[CONSIGNA 1]: Traduce al inglés esta oración del fragmento sobre el Barça de Koeman: "Hay ratos en que los azulgranas hilvanan un fútbol veloz y chispeante, que arrincona al rival en su área con bastante facilidad."
[CONSIGNA 2]: Prosigue el fragmento sobre el Barça de Koeman a partir de su última oración.

[FRAGMENTO]:

Rafael González-Palencia @juanblaugrana

05.11.2020 08:36h Actualizado: 05.11.2020 08:41 h.

2 min

Una cosa de la que no había duda cuando Ronald Koeman aterrizó su corpachón en el banquillo del Barça era de que la escuela holandesa había vuelto al Camp Nou. Con sus cosas buenas y sus cosas malas, claro está. Hay ratos en que los azulgranas hilvanan un fútbol veloz y chispeante, que arrincona al rival en su área con bastante facilidad. Pero, como en casi todos los equipos en reconstrucción que optan por un modelo eminentemente ofensivo, en este Barcelona anaranjado también fallan muchos conceptos relativos a la presión y el repliegue.

Esa falta de engranaje, explicitada ayer tras el gol de Piqué al Dinamo de Kiev, al que siguieron casi más discusiones y correcciones entre el central y sus compañeros que abrazos y alegrías, desempolva definitivamente un viejo problema: el tembleque defensivo.

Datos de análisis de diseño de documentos
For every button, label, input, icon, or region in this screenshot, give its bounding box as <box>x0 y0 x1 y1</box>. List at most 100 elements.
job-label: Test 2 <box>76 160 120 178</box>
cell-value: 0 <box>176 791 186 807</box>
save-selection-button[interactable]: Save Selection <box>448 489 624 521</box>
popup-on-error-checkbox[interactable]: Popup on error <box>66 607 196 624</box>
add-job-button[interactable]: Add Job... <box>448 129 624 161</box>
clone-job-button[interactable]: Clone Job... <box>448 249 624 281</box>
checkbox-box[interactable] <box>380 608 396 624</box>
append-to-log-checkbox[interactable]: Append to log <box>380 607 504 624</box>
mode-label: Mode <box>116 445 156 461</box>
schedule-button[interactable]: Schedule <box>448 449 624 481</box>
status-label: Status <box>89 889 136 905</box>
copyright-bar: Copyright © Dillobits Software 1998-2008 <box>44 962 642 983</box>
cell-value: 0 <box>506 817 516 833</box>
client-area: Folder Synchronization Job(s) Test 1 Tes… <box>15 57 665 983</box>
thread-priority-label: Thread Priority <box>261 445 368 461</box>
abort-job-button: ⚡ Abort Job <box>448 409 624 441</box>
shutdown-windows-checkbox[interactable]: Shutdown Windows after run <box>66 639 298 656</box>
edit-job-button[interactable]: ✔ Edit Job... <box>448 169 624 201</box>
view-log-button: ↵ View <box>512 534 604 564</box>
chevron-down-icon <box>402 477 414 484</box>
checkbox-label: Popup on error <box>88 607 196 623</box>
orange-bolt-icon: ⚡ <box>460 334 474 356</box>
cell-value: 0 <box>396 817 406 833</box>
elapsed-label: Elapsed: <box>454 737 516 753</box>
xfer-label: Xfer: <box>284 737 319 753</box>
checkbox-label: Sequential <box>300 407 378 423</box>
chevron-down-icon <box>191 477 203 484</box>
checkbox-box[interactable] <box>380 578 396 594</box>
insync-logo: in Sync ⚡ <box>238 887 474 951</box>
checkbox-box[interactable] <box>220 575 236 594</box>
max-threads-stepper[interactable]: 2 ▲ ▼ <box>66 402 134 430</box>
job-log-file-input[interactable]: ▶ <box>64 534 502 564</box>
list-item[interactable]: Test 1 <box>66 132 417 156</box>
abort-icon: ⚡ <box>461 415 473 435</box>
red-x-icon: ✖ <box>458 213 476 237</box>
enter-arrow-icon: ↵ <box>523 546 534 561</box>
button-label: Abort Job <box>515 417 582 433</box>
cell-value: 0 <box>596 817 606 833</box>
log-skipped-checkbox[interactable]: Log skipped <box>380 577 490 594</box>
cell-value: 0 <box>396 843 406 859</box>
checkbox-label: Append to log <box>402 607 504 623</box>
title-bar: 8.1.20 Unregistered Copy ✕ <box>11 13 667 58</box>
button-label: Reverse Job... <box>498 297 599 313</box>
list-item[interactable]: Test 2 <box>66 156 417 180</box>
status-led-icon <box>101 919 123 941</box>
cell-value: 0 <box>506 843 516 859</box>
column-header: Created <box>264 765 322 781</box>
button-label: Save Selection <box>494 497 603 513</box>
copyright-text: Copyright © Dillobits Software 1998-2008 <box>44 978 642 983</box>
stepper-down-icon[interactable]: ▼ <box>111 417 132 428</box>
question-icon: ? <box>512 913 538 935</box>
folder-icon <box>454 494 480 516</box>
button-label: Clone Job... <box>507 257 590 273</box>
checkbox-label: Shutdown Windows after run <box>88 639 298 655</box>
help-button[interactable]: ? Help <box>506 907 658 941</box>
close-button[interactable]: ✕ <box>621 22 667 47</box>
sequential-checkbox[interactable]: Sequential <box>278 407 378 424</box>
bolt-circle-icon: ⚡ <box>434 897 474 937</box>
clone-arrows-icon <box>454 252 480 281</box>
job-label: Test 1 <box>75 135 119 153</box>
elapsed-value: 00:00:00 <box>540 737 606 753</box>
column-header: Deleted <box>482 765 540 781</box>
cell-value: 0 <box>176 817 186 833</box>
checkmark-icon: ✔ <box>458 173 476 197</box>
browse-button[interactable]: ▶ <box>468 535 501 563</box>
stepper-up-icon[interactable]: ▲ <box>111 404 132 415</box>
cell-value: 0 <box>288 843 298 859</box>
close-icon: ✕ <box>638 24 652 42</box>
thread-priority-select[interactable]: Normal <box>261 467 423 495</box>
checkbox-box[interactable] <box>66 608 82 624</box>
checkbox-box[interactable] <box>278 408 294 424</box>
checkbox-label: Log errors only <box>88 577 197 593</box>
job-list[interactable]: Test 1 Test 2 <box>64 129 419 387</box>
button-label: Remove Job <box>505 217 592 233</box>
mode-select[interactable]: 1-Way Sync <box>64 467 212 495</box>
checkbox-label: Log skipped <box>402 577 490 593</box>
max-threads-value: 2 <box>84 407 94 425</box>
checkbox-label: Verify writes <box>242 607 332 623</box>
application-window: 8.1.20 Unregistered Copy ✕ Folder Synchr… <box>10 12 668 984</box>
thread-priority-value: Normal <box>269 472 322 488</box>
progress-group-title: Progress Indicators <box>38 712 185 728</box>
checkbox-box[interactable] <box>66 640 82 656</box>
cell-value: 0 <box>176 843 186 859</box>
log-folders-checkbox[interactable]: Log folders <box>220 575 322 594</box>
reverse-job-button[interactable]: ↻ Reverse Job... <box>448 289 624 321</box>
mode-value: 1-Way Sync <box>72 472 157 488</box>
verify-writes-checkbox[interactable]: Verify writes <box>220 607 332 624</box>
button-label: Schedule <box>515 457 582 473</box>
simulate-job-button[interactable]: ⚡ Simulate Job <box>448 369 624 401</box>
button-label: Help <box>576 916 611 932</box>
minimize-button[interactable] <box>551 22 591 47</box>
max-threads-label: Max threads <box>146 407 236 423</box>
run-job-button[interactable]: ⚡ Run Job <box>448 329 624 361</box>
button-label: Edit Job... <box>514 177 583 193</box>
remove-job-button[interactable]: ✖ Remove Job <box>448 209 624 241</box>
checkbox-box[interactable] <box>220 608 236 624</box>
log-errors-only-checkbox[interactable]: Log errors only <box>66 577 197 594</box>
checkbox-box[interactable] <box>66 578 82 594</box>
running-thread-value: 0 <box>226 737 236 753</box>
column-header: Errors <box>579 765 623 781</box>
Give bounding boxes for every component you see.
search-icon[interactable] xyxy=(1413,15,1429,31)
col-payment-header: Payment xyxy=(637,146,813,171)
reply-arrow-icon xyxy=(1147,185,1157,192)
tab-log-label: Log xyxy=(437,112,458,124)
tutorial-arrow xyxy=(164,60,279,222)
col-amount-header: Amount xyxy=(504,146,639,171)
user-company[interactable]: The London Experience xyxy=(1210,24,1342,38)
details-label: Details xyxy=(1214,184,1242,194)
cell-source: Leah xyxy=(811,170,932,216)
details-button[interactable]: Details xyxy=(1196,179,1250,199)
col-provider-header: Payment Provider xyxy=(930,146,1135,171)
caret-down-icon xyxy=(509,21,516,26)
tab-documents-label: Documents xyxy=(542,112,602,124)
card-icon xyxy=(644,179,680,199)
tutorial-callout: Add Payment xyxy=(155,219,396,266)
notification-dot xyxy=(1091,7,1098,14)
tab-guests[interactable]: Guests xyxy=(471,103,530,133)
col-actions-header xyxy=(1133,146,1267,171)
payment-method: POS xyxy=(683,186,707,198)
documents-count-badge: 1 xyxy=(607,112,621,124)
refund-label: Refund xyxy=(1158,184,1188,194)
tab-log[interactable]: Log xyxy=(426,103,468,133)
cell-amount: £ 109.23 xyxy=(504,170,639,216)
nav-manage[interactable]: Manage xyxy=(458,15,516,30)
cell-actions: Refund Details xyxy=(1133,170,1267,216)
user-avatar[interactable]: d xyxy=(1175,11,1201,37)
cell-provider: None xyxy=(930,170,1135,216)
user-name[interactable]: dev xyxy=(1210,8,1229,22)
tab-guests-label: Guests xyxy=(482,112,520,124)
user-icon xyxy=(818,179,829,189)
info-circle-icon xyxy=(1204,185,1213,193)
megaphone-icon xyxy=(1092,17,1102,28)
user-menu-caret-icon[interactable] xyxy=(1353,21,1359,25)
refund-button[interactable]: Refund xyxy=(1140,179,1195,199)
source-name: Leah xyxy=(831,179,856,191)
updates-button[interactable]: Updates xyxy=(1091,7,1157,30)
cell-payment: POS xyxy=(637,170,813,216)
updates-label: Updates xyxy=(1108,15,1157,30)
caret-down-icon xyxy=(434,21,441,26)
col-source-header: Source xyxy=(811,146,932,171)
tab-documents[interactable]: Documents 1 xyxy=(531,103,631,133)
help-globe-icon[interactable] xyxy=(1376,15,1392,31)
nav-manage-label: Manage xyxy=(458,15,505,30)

[RESULTADO 1]: There are spells when the Blaugrana string together fast, sparkling football that pins the opponent back in its own box quite easily.

[RESULTADO 2]:
Ojo, no es lo mismo el tembleque que el caos, síntoma de un Barça decadente en muchos momentos de las últimas dos temporadas. Incluso en contra de la opinión mayoritaria, estoy dispuesto a sostener que este equipo de Koeman defiende mejor que los de sus antecesores. Para empezar, porque ahora juega con un lateral derecho y no con un centrocampista reconvertido. Pero es cierto que también asume más riesgos como colectivo. Ya saben, el cruyffismo es defender atacando: me meten tres goles pero gano yo porque marco cinco.

El problema es que los rivales empiezan a darse cuenta de que esperar al Barça en bloque y aguantar el chaparrón para salir a la contra en ventaja vuelve a merecer la pena. Busquets ya no está tan rápido como para llegar a corregirlo todo, pero no por eso deja de intentarlo, luego a su espalda hay campo abierto. Lo detectó el Alavés, aunque para no perder debió apelar a la épica y la suerte por culpa de la expulsión de Jota. Y lo repitió el Dinamo, que se convenció todavía más del camino a seguir cuando divisó a De Jong incrustado como falso central.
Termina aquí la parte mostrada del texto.